#### [Record set]
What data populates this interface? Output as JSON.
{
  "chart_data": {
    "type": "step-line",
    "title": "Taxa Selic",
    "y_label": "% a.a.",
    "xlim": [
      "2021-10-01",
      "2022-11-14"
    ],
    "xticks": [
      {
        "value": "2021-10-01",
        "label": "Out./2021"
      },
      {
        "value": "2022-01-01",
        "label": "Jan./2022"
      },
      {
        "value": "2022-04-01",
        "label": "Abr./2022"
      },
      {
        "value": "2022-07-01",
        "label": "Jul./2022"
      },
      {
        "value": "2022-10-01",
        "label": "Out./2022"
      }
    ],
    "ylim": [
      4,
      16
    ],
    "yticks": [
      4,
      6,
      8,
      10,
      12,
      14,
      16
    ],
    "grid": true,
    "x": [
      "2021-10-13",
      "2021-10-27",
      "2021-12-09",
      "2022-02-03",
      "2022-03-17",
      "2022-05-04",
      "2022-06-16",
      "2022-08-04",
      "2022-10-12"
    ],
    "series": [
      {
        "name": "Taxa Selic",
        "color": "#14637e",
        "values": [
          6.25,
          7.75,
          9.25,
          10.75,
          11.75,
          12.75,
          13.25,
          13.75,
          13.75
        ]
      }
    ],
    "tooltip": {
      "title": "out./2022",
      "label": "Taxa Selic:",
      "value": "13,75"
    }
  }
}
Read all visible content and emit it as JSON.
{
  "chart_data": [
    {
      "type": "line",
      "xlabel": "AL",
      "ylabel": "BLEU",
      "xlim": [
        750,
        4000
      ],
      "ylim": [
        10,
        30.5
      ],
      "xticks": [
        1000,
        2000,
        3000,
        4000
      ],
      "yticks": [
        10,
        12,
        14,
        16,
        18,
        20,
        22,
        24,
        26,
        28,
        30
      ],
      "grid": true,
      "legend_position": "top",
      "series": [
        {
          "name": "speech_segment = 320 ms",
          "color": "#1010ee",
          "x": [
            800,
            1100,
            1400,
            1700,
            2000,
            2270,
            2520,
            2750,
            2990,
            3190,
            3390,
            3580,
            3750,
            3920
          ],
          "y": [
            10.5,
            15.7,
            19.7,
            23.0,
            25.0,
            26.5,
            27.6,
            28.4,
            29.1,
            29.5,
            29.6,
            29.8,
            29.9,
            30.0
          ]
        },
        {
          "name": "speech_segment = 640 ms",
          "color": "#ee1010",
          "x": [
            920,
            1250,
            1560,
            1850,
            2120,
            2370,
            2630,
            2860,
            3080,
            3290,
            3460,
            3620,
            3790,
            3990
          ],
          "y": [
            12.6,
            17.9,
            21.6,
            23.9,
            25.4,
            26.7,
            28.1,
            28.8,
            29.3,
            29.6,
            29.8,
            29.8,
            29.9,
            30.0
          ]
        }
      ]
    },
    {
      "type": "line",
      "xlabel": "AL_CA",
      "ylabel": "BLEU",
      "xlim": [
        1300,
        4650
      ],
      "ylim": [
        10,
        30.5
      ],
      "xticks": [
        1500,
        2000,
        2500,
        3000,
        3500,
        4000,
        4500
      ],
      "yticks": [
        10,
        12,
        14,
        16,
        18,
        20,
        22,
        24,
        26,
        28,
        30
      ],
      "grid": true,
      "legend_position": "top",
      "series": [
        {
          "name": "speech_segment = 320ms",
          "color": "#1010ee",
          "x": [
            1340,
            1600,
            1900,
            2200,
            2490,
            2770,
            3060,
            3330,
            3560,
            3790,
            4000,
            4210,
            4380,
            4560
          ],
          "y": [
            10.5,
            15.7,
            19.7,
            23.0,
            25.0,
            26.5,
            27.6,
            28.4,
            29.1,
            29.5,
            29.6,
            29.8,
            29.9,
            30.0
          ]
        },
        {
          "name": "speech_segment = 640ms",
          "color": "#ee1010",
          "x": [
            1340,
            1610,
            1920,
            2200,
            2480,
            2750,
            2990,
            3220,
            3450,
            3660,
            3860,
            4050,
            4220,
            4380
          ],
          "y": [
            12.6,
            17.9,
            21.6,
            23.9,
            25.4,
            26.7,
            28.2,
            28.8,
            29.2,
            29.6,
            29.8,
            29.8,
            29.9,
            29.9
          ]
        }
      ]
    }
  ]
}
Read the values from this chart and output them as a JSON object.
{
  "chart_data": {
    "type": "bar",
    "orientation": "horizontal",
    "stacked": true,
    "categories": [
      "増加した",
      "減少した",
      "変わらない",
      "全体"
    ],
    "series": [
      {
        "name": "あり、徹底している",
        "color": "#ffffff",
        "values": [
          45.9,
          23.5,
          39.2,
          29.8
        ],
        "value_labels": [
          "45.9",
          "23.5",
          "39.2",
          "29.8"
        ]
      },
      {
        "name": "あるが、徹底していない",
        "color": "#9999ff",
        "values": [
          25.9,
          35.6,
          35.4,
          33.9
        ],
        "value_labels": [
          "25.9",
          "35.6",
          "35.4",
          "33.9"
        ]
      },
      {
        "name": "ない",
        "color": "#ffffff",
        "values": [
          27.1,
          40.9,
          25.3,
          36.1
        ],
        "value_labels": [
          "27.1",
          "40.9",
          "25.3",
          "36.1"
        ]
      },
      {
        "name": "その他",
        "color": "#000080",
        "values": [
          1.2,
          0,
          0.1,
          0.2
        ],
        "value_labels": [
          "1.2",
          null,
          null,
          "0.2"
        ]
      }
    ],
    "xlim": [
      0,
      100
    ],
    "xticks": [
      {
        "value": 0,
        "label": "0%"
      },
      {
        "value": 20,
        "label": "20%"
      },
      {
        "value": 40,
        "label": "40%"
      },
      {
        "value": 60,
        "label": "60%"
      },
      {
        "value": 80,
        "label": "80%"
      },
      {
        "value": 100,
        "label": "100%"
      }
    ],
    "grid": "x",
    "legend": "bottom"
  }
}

#### [Exercise goal]
Using the entries above, please restate each one word for word.

#### [Expected output]
What data populates this interface? Output as JSON.
{
  "chart_data": {
    "type": "step-line",
    "title": "Taxa Selic",
    "y_label": "% a.a.",
    "xlim": [
      "2021-10-01",
      "2022-11-14"
    ],
    "xticks": [
      {
        "value": "2021-10-01",
        "label": "Out./2021"
      },
      {
        "value": "2022-01-01",
        "label": "Jan./2022"
      },
      {
        "value": "2022-04-01",
        "label": "Abr./2022"
      },
      {
        "value": "2022-07-01",
        "label": "Jul./2022"
      },
      {
        "value": "2022-10-01",
        "label": "Out./2022"
      }
    ],
    "ylim": [
      4,
      16
    ],
    "yticks": [
      4,
      6,
      8,
      10,
      12,
      14,
      16
    ],
    "grid": true,
    "x": [
      "2021-10-13",
      "2021-10-27",
      "2021-12-09",
      "2022-02-03",
      "2022-03-17",
      "2022-05-04",
      "2022-06-16",
      "2022-08-04",
      "2022-10-12"
    ],
    "series": [
      {
        "name": "Taxa Selic",
        "color": "#14637e",
        "values": [
          6.25,
          7.75,
          9.25,
          10.75,
          11.75,
          12.75,
          13.25,
          13.75,
          13.75
        ]
      }
    ],
    "tooltip": {
      "title": "out./2022",
      "label": "Taxa Selic:",
      "value": "13,75"
    }
  }
}
Read all visible content and emit it as JSON.
{
  "chart_data": [
    {
      "type": "line",
      "xlabel": "AL",
      "ylabel": "BLEU",
      "xlim": [
        750,
        4000
      ],
      "ylim": [
        10,
        30.5
      ],
      "xticks": [
        1000,
        2000,
        3000,
        4000
      ],
      "yticks": [
        10,
        12,
        14,
        16,
        18,
        20,
        22,
        24,
        26,
        28,
        30
      ],
      "grid": true,
      "legend_position": "top",
      "series": [
        {
          "name": "speech_segment = 320 ms",
          "color": "#1010ee",
          "x": [
            800,
            1100,
            1400,
            1700,
            2000,
            2270,
            2520,
            2750,
            2990,
            3190,
            3390,
            3580,
            3750,
            3920
          ],
          "y": [
            10.5,
            15.7,
            19.7,
            23.0,
            25.0,
            26.5,
            27.6,
            28.4,
            29.1,
            29.5,
            29.6,
            29.8,
            29.9,
            30.0
          ]
        },
        {
          "name": "speech_segment = 640 ms",
          "color": "#ee1010",
          "x": [
            920,
            1250,
            1560,
            1850,
            2120,
            2370,
            2630,
            2860,
            3080,
            3290,
            3460,
            3620,
            3790,
            3990
          ],
          "y": [
            12.6,
            17.9,
            21.6,
            23.9,
            25.4,
            26.7,
            28.1,
            28.8,
            29.3,
            29.6,
            29.8,
            29.8,
            29.9,
            30.0
          ]
        }
      ]
    },
    {
      "type": "line",
      "xlabel": "AL_CA",
      "ylabel": "BLEU",
      "xlim": [
        1300,
        4650
      ],
      "ylim": [
        10,
        30.5
      ],
      "xticks": [
        1500,
        2000,
        2500,
        3000,
        3500,
        4000,
        4500
      ],
      "yticks": [
        10,
        12,
        14,
        16,
        18,
        20,
        22,
        24,
        26,
        28,
        30
      ],
      "grid": true,
      "legend_position": "top",
      "series": [
        {
          "name": "speech_segment = 320ms",
          "color": "#1010ee",
          "x": [
            1340,
            1600,
            1900,
            2200,
            2490,
            2770,
            3060,
            3330,
            3560,
            3790,
            4000,
            4210,
            4380,
            4560
          ],
          "y": [
            10.5,
            15.7,
            19.7,
            23.0,
            25.0,
            26.5,
            27.6,
            28.4,
            29.1,
            29.5,
            29.6,
            29.8,
            29.9,
            30.0
          ]
        },
        {
          "name": "speech_segment = 640ms",
          "color": "#ee1010",
          "x": [
            1340,
            1610,
            1920,
            2200,
            2480,
            2750,
            2990,
            3220,
            3450,
            3660,
            3860,
            4050,
            4220,
            4380
          ],
          "y": [
            12.6,
            17.9,
            21.6,
            23.9,
            25.4,
            26.7,
            28.2,
            28.8,
            29.2,
            29.6,
            29.8,
            29.8,
            29.9,
            29.9
          ]
        }
      ]
    }
  ]
}
Read the values from this chart and output them as a JSON object.
{
  "chart_data": {
    "type": "bar",
    "orientation": "horizontal",
    "stacked": true,
    "categories": [
      "増加した",
      "減少した",
      "変わらない",
      "全体"
    ],
    "series": [
      {
        "name": "あり、徹底している",
        "color": "#ffffff",
        "values": [
          45.9,
          23.5,
          39.2,
          29.8
        ],
        "value_labels": [
          "45.9",
          "23.5",
          "39.2",
          "29.8"
        ]
      },
      {
        "name": "あるが、徹底していない",
        "color": "#9999ff",
        "values": [
          25.9,
          35.6,
          35.4,
          33.9
        ],
        "value_labels": [
          "25.9",
          "35.6",
          "35.4",
          "33.9"
        ]
      },
      {
        "name": "ない",
        "color": "#ffffff",
        "values": [
          27.1,
          40.9,
          25.3,
          36.1
        ],
        "value_labels": [
          "27.1",
          "40.9",
          "25.3",
          "36.1"
        ]
      },
      {
        "name": "その他",
        "color": "#000080",
        "values": [
          1.2,
          0,
          0.1,
          0.2
        ],
        "value_labels": [
          "1.2",
          null,
          null,
          "0.2"
        ]
      }
    ],
    "xlim": [
      0,
      100
    ],
    "xticks": [
      {
        "value": 0,
        "label": "0%"
      },
      {
        "value": 20,
        "label": "20%"
      },
      {
        "value": 40,
        "label": "40%"
      },
      {
        "value": 60,
        "label": "60%"
      },
      {
        "value": 80,
        "label": "80%"
      },
      {
        "value": 100,
        "label": "100%"
      }
    ],
    "grid": "x",
    "legend": "bottom"
  }
}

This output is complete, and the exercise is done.